**RECORDS TO USE**
::::
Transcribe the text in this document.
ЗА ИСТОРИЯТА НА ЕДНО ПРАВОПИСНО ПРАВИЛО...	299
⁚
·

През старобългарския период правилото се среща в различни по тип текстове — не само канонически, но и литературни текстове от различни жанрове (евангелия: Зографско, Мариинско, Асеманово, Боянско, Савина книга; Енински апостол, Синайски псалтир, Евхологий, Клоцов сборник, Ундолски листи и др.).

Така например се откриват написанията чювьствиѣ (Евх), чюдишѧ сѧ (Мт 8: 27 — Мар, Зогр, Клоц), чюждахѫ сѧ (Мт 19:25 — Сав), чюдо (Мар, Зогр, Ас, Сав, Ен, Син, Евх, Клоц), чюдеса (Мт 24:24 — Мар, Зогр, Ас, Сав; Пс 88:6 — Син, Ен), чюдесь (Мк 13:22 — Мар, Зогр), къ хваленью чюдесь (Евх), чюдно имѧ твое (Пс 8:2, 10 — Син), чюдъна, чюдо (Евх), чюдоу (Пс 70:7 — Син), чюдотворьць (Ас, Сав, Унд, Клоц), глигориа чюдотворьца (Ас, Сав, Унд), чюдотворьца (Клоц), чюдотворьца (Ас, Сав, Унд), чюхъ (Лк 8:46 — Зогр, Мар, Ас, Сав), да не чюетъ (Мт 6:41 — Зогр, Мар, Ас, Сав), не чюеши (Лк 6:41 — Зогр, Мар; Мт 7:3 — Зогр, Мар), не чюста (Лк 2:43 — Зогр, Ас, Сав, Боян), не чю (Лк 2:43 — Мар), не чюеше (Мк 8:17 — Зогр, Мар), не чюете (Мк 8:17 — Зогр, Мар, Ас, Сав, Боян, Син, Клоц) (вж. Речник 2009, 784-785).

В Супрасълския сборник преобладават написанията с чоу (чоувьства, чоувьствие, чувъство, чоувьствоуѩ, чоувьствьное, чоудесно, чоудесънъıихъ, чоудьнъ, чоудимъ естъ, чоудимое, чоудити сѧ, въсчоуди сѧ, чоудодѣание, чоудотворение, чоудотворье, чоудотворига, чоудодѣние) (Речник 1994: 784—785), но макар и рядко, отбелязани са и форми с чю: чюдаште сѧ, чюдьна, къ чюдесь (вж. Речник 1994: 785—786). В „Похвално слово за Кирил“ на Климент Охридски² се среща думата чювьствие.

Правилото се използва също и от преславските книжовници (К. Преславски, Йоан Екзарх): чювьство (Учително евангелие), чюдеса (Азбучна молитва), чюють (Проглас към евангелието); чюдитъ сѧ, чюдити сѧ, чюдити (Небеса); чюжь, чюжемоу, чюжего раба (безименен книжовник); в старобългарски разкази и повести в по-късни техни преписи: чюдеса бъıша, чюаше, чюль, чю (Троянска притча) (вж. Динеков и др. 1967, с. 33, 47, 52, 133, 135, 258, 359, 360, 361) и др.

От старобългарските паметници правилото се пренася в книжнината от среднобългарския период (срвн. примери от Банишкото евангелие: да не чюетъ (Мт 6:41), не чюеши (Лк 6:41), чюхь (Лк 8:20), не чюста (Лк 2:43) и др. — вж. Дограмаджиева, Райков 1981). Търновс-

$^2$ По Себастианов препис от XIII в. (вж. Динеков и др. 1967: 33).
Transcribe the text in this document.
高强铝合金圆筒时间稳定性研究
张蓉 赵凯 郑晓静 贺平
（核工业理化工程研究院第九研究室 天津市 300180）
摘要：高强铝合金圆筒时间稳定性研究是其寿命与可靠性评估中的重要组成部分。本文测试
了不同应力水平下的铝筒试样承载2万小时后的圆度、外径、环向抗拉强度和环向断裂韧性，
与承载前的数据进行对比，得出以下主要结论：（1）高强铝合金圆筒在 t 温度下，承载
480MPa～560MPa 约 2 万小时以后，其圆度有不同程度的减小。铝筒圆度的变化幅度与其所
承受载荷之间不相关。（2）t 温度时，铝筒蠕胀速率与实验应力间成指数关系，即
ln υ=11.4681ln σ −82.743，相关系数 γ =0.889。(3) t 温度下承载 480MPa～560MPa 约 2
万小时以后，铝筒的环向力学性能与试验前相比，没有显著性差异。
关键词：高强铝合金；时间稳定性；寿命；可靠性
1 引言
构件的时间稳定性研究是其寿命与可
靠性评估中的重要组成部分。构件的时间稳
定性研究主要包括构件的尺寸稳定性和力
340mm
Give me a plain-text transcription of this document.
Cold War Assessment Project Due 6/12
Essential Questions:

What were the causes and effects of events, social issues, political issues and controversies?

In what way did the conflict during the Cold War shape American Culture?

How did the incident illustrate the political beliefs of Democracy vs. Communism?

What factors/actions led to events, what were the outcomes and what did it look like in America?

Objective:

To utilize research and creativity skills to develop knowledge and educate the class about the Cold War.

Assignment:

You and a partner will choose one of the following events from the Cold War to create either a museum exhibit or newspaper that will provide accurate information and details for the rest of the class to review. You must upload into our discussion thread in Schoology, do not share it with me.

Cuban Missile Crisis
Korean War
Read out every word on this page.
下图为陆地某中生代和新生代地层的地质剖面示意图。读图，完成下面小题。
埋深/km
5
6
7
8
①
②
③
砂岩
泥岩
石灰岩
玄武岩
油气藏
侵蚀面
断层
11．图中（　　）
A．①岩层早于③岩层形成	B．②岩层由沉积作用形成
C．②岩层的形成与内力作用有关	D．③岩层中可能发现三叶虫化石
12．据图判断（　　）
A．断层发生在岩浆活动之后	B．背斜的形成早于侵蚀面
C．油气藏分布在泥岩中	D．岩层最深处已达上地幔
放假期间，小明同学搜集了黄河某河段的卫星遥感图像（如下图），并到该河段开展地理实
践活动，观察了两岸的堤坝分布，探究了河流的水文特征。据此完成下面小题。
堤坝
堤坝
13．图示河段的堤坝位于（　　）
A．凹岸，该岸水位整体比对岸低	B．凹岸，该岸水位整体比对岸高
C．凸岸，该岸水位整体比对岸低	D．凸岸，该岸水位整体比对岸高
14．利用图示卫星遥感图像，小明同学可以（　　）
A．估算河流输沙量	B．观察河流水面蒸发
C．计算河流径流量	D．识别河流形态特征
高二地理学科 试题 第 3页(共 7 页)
::::
**REQUIRED WORK**
Copy out the data shown above without altering anything.

**COMPLETE OUTPUT**
Transcribe the text in this document.
ЗА ИСТОРИЯТА НА ЕДНО ПРАВОПИСНО ПРАВИЛО...	299
⁚
·

През старобългарския период правилото се среща в различни по тип текстове — не само канонически, но и литературни текстове от различни жанрове (евангелия: Зографско, Мариинско, Асеманово, Боянско, Савина книга; Енински апостол, Синайски псалтир, Евхологий, Клоцов сборник, Ундолски листи и др.).

Така например се откриват написанията чювьствиѣ (Евх), чюдишѧ сѧ (Мт 8: 27 — Мар, Зогр, Клоц), чюждахѫ сѧ (Мт 19:25 — Сав), чюдо (Мар, Зогр, Ас, Сав, Ен, Син, Евх, Клоц), чюдеса (Мт 24:24 — Мар, Зогр, Ас, Сав; Пс 88:6 — Син, Ен), чюдесь (Мк 13:22 — Мар, Зогр), къ хваленью чюдесь (Евх), чюдно имѧ твое (Пс 8:2, 10 — Син), чюдъна, чюдо (Евх), чюдоу (Пс 70:7 — Син), чюдотворьць (Ас, Сав, Унд, Клоц), глигориа чюдотворьца (Ас, Сав, Унд), чюдотворьца (Клоц), чюдотворьца (Ас, Сав, Унд), чюхъ (Лк 8:46 — Зогр, Мар, Ас, Сав), да не чюетъ (Мт 6:41 — Зогр, Мар, Ас, Сав), не чюеши (Лк 6:41 — Зогр, Мар; Мт 7:3 — Зогр, Мар), не чюста (Лк 2:43 — Зогр, Ас, Сав, Боян), не чю (Лк 2:43 — Мар), не чюеше (Мк 8:17 — Зогр, Мар), не чюете (Мк 8:17 — Зогр, Мар, Ас, Сав, Боян, Син, Клоц) (вж. Речник 2009, 784-785).

В Супрасълския сборник преобладават написанията с чоу (чоувьства, чоувьствие, чувъство, чоувьствоуѩ, чоувьствьное, чоудесно, чоудесънъıихъ, чоудьнъ, чоудимъ естъ, чоудимое, чоудити сѧ, въсчоуди сѧ, чоудодѣание, чоудотворение, чоудотворье, чоудотворига, чоудодѣние) (Речник 1994: 784—785), но макар и рядко, отбелязани са и форми с чю: чюдаште сѧ, чюдьна, къ чюдесь (вж. Речник 1994: 785—786). В „Похвално слово за Кирил“ на Климент Охридски² се среща думата чювьствие.

Правилото се използва също и от преславските книжовници (К. Преславски, Йоан Екзарх): чювьство (Учително евангелие), чюдеса (Азбучна молитва), чюють (Проглас към евангелието); чюдитъ сѧ, чюдити сѧ, чюдити (Небеса); чюжь, чюжемоу, чюжего раба (безименен книжовник); в старобългарски разкази и повести в по-късни техни преписи: чюдеса бъıша, чюаше, чюль, чю (Троянска притча) (вж. Динеков и др. 1967, с. 33, 47, 52, 133, 135, 258, 359, 360, 361) и др.

От старобългарските паметници правилото се пренася в книжнината от среднобългарския период (срвн. примери от Банишкото евангелие: да не чюетъ (Мт 6:41), не чюеши (Лк 6:41), чюхь (Лк 8:20), не чюста (Лк 2:43) и др. — вж. Дограмаджиева, Райков 1981). Търновс-

$^2$ По Себастианов препис от XIII в. (вж. Динеков и др. 1967: 33).
Transcribe the text in this document.
高强铝合金圆筒时间稳定性研究
张蓉 赵凯 郑晓静 贺平
（核工业理化工程研究院第九研究室 天津市 300180）
摘要：高强铝合金圆筒时间稳定性研究是其寿命与可靠性评估中的重要组成部分。本文测试
了不同应力水平下的铝筒试样承载2万小时后的圆度、外径、环向抗拉强度和环向断裂韧性，
与承载前的数据进行对比，得出以下主要结论：（1）高强铝合金圆筒在 t 温度下，承载
480MPa～560MPa 约 2 万小时以后，其圆度有不同程度的减小。铝筒圆度的变化幅度与其所
承受载荷之间不相关。（2）t 温度时，铝筒蠕胀速率与实验应力间成指数关系，即
ln υ=11.4681ln σ −82.743，相关系数 γ =0.889。(3) t 温度下承载 480MPa～560MPa 约 2
万小时以后，铝筒的环向力学性能与试验前相比，没有显著性差异。
关键词：高强铝合金；时间稳定性；寿命；可靠性
1 引言
构件的时间稳定性研究是其寿命与可
靠性评估中的重要组成部分。构件的时间稳
定性研究主要包括构件的尺寸稳定性和力
340mm
Give me a plain-text transcription of this document.
Cold War Assessment Project Due 6/12
Essential Questions:

What were the causes and effects of events, social issues, political issues and controversies?

In what way did the conflict during the Cold War shape American Culture?

How did the incident illustrate the political beliefs of Democracy vs. Communism?

What factors/actions led to events, what were the outcomes and what did it look like in America?

Objective:

To utilize research and creativity skills to develop knowledge and educate the class about the Cold War.

Assignment:

You and a partner will choose one of the following events from the Cold War to create either a museum exhibit or newspaper that will provide accurate information and details for the rest of the class to review. You must upload into our discussion thread in Schoology, do not share it with me.

Cuban Missile Crisis
Korean War
Read out every word on this page.
下图为陆地某中生代和新生代地层的地质剖面示意图。读图，完成下面小题。
埋深/km
5
6
7
8
①
②
③
砂岩
泥岩
石灰岩
玄武岩
油气藏
侵蚀面
断层
11．图中（　　）
A．①岩层早于③岩层形成	B．②岩层由沉积作用形成
C．②岩层的形成与内力作用有关	D．③岩层中可能发现三叶虫化石
12．据图判断（　　）
A．断层发生在岩浆活动之后	B．背斜的形成早于侵蚀面
C．油气藏分布在泥岩中	D．岩层最深处已达上地幔
放假期间，小明同学搜集了黄河某河段的卫星遥感图像（如下图），并到该河段开展地理实
践活动，观察了两岸的堤坝分布，探究了河流的水文特征。据此完成下面小题。
堤坝
堤坝
13．图示河段的堤坝位于（　　）
A．凹岸，该岸水位整体比对岸低	B．凹岸，该岸水位整体比对岸高
C．凸岸，该岸水位整体比对岸低	D．凸岸，该岸水位整体比对岸高
14．利用图示卫星遥感图像，小明同学可以（　　）
A．估算河流输沙量	B．观察河流水面蒸发
C．计算河流径流量	D．识别河流形态特征
高二地理学科 试题 第 3页(共 7 页)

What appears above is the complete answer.